= Stated task =
Look through the material and copy each line holding "Songpu".

= Extracted material =
— begin —
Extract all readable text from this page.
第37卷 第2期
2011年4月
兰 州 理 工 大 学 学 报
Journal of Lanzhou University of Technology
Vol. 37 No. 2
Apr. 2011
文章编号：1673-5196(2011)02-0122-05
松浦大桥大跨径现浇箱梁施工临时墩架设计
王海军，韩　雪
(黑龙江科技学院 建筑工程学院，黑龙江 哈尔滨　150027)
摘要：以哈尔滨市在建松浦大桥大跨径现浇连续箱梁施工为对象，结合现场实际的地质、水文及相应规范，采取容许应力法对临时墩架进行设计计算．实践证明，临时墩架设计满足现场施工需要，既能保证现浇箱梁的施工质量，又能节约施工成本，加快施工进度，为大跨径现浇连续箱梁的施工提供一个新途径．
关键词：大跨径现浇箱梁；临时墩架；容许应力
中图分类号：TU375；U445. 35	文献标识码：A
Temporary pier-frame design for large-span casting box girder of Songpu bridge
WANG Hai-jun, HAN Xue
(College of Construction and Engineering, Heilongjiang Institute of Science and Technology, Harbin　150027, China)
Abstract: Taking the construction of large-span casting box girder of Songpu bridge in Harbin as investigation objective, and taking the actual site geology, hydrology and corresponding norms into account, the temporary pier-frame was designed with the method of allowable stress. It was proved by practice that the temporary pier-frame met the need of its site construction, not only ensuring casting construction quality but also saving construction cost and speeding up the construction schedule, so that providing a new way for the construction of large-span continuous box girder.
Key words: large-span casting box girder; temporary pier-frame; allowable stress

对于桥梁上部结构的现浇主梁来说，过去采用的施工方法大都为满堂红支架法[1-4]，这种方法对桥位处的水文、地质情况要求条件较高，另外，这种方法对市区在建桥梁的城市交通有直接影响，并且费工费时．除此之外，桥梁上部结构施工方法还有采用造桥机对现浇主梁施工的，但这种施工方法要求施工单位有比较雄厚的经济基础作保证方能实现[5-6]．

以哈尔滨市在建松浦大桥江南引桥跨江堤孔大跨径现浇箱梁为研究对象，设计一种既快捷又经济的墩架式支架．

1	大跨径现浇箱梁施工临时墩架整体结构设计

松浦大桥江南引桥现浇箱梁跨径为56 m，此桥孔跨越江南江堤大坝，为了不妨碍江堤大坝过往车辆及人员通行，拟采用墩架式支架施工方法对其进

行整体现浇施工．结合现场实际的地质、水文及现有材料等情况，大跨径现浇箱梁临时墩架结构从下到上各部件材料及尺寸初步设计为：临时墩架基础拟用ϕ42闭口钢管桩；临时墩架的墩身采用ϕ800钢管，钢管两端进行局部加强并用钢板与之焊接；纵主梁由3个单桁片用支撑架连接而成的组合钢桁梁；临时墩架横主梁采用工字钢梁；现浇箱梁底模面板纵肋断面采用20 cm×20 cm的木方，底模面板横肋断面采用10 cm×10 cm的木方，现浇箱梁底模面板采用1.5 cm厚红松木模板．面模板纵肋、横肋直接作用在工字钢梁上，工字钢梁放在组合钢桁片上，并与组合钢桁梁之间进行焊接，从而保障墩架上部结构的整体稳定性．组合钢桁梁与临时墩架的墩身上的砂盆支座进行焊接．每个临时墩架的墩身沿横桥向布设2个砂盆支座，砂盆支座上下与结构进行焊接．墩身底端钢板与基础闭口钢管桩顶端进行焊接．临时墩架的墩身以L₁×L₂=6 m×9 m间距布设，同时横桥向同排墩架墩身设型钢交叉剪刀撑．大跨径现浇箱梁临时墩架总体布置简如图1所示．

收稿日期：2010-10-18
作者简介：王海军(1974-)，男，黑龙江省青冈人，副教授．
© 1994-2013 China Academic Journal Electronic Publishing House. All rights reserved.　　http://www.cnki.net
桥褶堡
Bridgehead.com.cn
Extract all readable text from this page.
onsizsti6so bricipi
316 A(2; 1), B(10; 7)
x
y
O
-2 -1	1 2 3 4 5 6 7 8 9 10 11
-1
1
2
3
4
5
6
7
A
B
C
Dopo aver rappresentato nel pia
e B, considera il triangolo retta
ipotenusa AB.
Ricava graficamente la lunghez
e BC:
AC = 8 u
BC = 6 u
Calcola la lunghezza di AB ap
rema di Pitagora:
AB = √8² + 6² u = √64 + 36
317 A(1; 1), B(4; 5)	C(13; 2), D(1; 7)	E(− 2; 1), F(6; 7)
— end —
= Solution =
Temporary pier-frame design for large-span casting box girder of Songpu bridge
Abstract: Taking the construction of large-span casting box girder of Songpu bridge in Harbin as investigation objective, and taking the actual site geology, hydrology and corresponding norms into account, the temporary pier-frame was designed with the method of allowable stress. It was proved by practice that the temporary pier-frame met the need of its site construction, not only ensuring casting construction quality but also saving construction cost and speeding up the construction schedule, so that providing a new way for the construction of large-span continuous box girder.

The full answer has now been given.